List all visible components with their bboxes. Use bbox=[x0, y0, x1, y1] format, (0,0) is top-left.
--
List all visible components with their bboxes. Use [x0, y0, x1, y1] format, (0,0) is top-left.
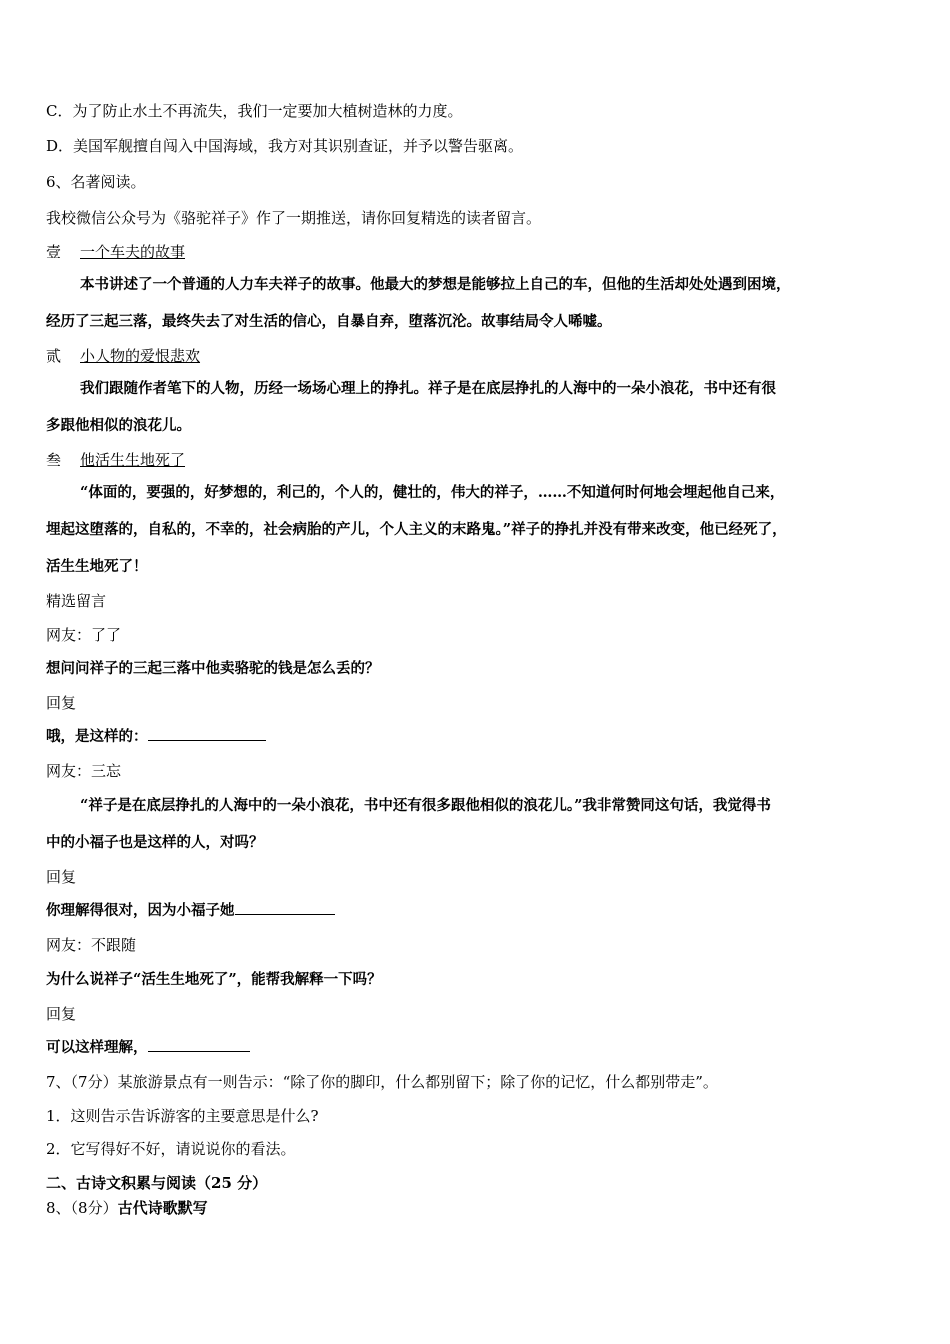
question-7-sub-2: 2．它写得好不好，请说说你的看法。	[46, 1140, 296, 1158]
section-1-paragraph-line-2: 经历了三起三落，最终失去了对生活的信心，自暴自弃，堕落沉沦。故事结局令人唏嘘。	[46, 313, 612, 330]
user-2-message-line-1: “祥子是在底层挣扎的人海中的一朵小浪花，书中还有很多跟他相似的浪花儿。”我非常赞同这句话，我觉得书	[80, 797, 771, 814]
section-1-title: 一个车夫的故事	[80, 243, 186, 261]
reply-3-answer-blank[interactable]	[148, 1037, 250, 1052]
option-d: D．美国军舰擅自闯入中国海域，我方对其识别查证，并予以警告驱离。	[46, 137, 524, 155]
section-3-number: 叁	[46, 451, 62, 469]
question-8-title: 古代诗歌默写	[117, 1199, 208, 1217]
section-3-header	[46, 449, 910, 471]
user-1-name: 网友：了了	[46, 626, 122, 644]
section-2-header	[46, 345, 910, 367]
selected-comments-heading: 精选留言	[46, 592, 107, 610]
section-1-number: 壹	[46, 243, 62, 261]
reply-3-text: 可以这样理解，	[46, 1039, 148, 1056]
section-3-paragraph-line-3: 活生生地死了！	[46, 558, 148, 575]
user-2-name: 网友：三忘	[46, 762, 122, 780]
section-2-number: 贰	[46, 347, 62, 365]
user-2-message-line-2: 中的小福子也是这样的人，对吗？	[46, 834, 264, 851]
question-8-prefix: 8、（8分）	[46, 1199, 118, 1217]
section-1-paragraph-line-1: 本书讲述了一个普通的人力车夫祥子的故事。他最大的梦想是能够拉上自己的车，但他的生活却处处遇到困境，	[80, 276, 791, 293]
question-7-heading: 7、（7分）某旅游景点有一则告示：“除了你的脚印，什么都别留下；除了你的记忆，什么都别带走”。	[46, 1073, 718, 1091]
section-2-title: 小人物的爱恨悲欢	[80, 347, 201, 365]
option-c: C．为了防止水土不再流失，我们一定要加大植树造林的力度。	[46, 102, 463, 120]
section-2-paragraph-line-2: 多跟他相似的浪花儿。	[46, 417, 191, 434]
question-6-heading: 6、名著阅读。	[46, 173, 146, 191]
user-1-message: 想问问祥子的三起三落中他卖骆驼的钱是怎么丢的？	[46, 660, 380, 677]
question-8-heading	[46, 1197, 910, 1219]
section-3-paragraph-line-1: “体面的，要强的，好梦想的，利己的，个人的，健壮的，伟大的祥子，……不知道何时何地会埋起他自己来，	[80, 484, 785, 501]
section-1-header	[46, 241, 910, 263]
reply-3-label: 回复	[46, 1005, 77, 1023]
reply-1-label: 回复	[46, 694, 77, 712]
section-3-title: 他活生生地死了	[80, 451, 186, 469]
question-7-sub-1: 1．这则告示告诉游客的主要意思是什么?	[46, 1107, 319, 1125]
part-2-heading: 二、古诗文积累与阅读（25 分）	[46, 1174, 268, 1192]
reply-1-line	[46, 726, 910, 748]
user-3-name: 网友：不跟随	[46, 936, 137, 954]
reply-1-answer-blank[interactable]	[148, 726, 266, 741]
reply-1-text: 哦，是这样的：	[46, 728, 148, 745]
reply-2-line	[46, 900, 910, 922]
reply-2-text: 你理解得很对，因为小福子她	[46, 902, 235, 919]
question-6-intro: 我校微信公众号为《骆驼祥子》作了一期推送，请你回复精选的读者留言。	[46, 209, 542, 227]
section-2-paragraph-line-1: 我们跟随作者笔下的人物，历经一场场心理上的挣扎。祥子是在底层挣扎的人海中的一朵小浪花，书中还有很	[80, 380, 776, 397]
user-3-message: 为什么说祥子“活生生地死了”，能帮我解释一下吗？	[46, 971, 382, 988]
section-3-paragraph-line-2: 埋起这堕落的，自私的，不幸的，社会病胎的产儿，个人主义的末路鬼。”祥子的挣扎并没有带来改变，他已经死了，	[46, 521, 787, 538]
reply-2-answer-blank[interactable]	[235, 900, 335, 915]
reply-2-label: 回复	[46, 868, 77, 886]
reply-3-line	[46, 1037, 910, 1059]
--
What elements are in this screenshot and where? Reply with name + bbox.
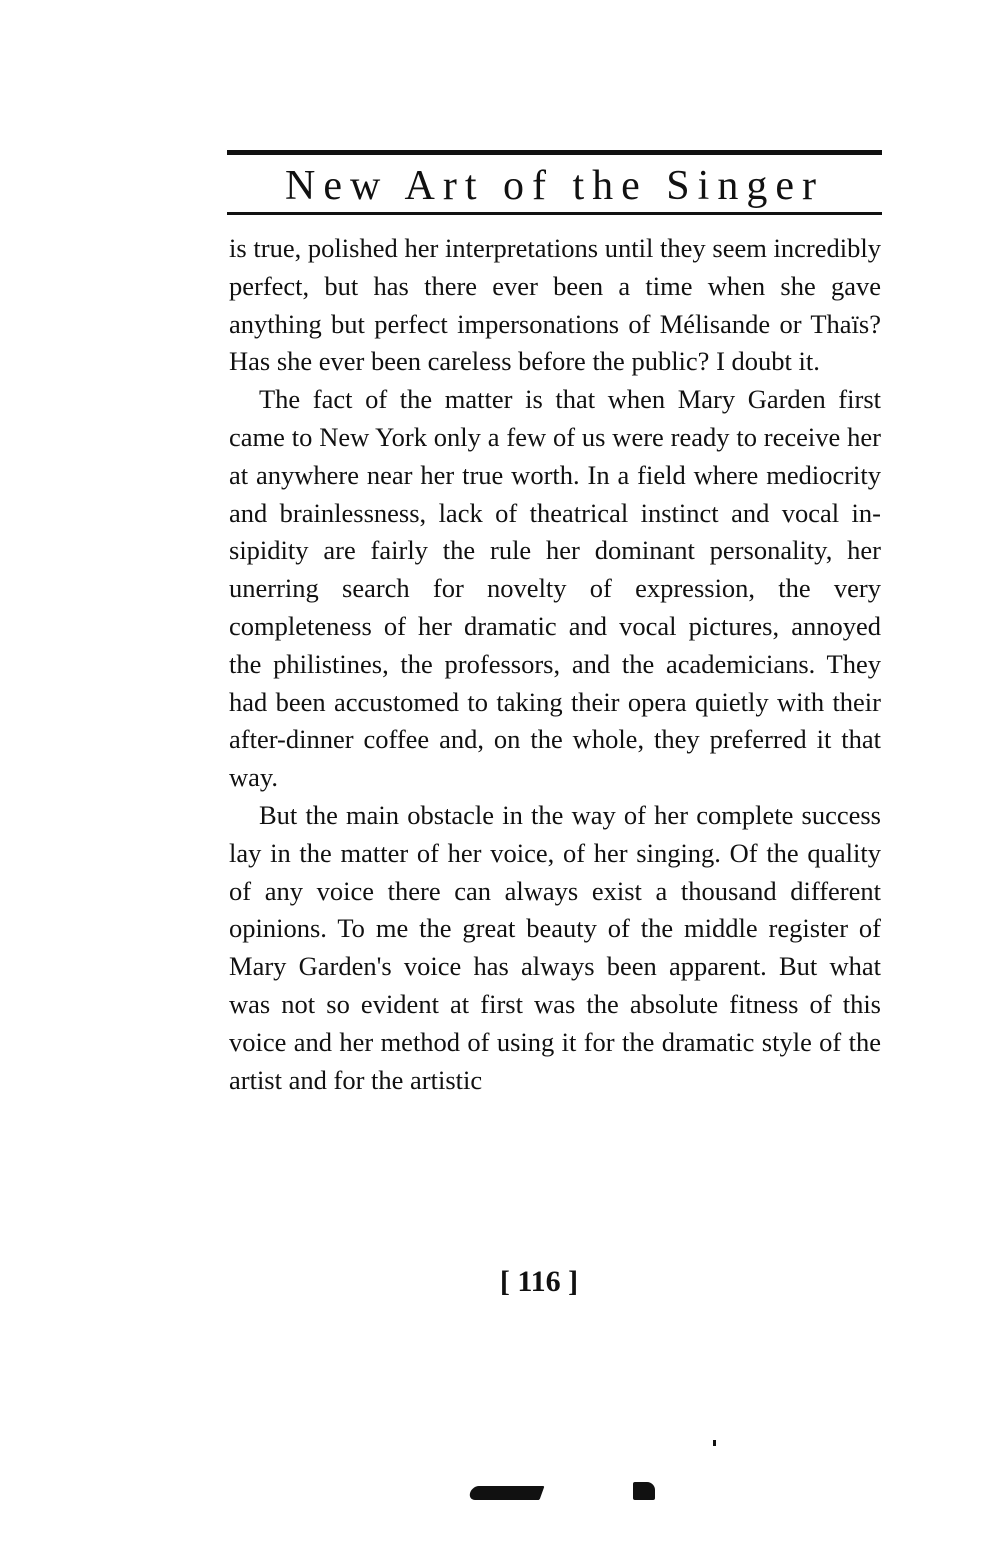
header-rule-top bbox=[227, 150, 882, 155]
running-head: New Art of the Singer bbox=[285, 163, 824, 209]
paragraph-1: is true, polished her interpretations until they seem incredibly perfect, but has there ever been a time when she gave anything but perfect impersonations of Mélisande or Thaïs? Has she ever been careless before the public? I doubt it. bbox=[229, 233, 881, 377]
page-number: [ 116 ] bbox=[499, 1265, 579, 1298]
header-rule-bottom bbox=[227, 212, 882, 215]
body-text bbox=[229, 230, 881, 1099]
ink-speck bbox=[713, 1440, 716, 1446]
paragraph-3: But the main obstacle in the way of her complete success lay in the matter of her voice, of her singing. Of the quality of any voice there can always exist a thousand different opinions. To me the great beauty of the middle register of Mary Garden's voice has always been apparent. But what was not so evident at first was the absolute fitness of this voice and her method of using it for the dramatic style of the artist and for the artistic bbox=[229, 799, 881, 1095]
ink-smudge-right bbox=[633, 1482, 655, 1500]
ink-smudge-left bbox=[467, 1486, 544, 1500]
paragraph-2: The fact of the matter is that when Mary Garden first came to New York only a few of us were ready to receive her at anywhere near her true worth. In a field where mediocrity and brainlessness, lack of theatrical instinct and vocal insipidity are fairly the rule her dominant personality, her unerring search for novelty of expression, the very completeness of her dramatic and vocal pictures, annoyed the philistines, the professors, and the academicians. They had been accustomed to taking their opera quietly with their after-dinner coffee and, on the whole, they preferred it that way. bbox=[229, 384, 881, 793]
--
> **EXERCISE INSTRUCTIONS**
Print the lines of the records from the line that contains "What elements are" through the line that contains "header-rule-bottom bbox=[227, 212, 882, 215]", inclusive, copying them exactly. Leave the pictures out of your answer.

> **RESPONSE FOR THIS EXERCISE**
What elements are in this screenshot and where? Reply with name + bbox.
header-rule-top bbox=[227, 150, 882, 155]
running-head: New Art of the Singer bbox=[285, 163, 824, 209]
paragraph-1: is true, polished her interpretations until they seem incredibly perfect, but has there ever been a time when she gave anything but perfect impersonations of Mélisande or Thaïs? Has she ever been careless before the public? I doubt it. bbox=[229, 233, 881, 377]
page-number: [ 116 ] bbox=[499, 1265, 579, 1298]
header-rule-bottom bbox=[227, 212, 882, 215]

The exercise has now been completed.